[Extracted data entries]
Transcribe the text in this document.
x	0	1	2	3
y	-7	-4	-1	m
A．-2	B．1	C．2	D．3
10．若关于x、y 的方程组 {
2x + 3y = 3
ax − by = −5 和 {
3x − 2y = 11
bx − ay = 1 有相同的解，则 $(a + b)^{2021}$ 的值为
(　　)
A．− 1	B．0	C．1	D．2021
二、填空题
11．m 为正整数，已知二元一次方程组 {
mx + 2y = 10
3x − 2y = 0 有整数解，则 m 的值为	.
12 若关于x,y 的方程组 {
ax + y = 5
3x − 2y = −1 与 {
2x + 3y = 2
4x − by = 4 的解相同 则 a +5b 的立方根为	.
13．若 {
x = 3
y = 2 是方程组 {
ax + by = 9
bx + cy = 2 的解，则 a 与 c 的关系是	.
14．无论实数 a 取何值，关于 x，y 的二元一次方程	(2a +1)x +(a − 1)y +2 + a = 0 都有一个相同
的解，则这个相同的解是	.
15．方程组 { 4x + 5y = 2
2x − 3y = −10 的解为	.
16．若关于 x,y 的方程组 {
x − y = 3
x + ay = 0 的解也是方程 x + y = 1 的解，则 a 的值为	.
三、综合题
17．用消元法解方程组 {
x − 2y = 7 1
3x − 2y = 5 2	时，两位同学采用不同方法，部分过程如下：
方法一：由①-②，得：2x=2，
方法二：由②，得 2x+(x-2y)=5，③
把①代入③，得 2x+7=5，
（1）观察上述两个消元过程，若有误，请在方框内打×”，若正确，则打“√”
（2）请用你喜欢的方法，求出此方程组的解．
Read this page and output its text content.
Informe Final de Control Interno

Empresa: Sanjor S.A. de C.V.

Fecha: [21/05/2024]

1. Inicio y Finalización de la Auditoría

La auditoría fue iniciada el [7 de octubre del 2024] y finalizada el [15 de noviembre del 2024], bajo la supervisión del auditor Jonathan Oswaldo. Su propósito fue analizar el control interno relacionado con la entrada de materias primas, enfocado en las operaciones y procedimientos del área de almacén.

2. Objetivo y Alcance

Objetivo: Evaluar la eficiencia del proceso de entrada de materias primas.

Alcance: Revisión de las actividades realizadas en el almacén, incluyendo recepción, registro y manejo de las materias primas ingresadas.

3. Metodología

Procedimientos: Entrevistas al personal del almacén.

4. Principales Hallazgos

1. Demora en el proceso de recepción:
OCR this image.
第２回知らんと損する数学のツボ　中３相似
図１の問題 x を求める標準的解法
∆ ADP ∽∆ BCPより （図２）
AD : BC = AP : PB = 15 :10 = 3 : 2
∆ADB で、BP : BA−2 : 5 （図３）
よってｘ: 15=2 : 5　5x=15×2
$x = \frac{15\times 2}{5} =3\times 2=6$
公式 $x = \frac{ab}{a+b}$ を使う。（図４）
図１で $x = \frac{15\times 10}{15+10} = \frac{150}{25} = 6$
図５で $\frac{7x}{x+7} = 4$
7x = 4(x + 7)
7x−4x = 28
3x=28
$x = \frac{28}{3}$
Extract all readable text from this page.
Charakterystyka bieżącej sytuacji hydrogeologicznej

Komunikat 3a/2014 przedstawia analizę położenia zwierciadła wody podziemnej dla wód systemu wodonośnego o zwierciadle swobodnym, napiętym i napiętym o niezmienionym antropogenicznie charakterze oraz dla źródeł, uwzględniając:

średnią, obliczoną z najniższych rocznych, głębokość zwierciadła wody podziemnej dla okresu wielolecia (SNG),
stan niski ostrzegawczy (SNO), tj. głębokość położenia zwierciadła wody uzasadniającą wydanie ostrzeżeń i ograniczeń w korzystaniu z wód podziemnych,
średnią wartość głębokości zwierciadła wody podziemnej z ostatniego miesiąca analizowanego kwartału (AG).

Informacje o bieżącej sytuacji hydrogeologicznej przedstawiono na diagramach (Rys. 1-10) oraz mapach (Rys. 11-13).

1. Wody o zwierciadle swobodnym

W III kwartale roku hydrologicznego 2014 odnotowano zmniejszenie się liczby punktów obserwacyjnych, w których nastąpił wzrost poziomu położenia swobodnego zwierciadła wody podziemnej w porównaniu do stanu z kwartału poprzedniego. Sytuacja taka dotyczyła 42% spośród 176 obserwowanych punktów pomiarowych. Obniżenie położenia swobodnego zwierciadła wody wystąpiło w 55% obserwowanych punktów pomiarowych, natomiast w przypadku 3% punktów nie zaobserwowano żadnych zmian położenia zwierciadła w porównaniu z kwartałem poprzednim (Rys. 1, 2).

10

- _Problem to solve_:
From the listing above, pick out every line containing "swobodnym".

- _Solution_:
Komunikat 3a/2014 przedstawia analizę położenia zwierciadła wody podziemnej dla wód systemu wodonośnego o zwierciadle swobodnym, napiętym i napiętym o niezmienionym antropogenicznie charakterze oraz dla źródeł, uwzględniając:
1. Wody o zwierciadle swobodnym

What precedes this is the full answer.